AIM: Wherever the word "Acoustical" turns up in a line of the entries, copy that line.

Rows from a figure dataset
────────────────
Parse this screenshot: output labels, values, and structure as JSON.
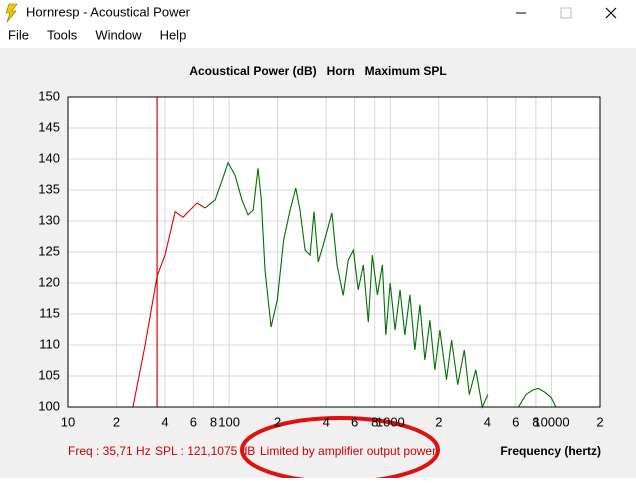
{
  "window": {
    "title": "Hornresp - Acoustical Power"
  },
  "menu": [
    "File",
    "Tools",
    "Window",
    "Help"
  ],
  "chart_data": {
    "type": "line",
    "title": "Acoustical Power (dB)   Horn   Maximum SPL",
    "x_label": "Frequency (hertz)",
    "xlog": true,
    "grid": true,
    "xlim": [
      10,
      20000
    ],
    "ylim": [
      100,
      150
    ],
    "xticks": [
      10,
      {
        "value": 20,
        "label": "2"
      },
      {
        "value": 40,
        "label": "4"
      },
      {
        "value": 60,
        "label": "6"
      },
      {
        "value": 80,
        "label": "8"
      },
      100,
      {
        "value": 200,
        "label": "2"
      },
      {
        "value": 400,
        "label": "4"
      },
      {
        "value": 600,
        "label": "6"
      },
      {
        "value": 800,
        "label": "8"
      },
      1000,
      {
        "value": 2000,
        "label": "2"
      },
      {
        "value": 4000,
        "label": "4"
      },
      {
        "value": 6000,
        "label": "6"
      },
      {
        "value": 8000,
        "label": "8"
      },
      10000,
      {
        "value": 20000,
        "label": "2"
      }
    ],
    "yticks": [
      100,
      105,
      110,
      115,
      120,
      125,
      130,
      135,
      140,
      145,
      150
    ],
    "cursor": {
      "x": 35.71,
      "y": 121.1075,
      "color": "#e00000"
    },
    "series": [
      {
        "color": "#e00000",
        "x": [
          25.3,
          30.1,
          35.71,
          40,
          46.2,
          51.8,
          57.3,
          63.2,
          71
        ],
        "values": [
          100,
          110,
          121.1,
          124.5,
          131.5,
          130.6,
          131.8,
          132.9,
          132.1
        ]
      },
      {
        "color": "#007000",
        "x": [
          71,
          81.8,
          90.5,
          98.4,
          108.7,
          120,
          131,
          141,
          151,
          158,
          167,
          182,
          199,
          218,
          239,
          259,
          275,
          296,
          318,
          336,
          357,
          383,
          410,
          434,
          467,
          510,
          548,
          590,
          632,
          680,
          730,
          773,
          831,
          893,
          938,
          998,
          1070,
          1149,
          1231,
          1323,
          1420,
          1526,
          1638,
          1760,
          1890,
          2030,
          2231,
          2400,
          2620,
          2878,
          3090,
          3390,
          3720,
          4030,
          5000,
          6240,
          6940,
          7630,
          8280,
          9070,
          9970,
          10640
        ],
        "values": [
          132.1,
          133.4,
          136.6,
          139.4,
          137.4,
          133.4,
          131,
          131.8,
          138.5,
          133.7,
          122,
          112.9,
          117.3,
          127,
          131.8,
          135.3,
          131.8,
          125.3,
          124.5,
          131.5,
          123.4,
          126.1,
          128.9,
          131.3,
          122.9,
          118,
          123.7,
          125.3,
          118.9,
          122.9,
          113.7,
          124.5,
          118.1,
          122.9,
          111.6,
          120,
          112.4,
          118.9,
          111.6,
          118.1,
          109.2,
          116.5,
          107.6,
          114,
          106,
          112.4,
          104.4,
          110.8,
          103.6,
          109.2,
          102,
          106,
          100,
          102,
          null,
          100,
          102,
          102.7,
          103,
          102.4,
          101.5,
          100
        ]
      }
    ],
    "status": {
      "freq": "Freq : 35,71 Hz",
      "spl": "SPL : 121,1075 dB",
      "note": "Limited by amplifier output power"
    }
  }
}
────────────────
ANSWER:
    "title": "Hornresp - Acoustical Power"
    "title": "Acoustical Power (dB)   Horn   Maximum SPL",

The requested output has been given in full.